┌─ WORKING DATA

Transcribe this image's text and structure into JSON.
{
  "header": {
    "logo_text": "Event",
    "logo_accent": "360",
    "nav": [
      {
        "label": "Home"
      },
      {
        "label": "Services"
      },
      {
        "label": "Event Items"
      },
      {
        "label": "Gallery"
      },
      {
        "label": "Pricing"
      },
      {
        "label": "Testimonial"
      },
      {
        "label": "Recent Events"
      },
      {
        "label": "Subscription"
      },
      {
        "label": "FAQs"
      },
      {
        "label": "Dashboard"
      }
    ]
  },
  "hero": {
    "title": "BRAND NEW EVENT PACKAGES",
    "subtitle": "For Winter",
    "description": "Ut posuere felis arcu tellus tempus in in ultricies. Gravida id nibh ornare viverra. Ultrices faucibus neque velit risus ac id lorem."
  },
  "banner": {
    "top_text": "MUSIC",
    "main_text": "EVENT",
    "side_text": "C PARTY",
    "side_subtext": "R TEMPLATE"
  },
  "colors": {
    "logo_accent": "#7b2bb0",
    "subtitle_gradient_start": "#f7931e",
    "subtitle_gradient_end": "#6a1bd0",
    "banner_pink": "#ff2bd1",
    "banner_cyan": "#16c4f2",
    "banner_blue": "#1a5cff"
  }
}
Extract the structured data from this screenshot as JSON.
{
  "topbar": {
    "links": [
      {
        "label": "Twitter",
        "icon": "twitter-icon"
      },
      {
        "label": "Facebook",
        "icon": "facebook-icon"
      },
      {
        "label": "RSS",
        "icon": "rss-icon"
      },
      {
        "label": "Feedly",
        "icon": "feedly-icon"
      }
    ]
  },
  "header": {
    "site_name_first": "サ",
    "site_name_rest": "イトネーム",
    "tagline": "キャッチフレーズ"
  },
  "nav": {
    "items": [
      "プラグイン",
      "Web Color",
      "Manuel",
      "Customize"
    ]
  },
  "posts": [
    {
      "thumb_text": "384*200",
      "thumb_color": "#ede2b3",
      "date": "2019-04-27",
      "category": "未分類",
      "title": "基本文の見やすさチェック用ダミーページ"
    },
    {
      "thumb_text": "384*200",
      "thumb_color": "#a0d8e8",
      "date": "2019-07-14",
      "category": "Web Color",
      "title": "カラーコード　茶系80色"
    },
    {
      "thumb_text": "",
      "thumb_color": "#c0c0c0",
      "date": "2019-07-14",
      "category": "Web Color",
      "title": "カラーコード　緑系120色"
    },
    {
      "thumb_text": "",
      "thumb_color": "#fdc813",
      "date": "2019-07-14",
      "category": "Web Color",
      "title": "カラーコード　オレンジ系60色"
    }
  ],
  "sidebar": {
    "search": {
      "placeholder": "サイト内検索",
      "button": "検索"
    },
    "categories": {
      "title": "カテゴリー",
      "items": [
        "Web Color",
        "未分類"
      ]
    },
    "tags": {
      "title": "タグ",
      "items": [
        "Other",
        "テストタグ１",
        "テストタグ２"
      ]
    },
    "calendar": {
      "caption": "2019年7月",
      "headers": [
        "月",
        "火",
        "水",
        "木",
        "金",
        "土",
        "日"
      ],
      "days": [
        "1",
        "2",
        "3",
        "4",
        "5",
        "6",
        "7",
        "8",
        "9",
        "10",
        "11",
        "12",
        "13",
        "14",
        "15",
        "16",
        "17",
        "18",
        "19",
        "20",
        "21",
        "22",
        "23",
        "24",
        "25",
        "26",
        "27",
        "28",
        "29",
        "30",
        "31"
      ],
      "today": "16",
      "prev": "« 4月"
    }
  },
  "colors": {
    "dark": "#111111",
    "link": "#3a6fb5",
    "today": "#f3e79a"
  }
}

└─

▶ _THE PROBLEM_
Gather all lines from the records above in which "this" appears.

▶ _FULL ANSWER_
Transcribe this image's text and structure into JSON.
Extract the structured data from this screenshot as JSON.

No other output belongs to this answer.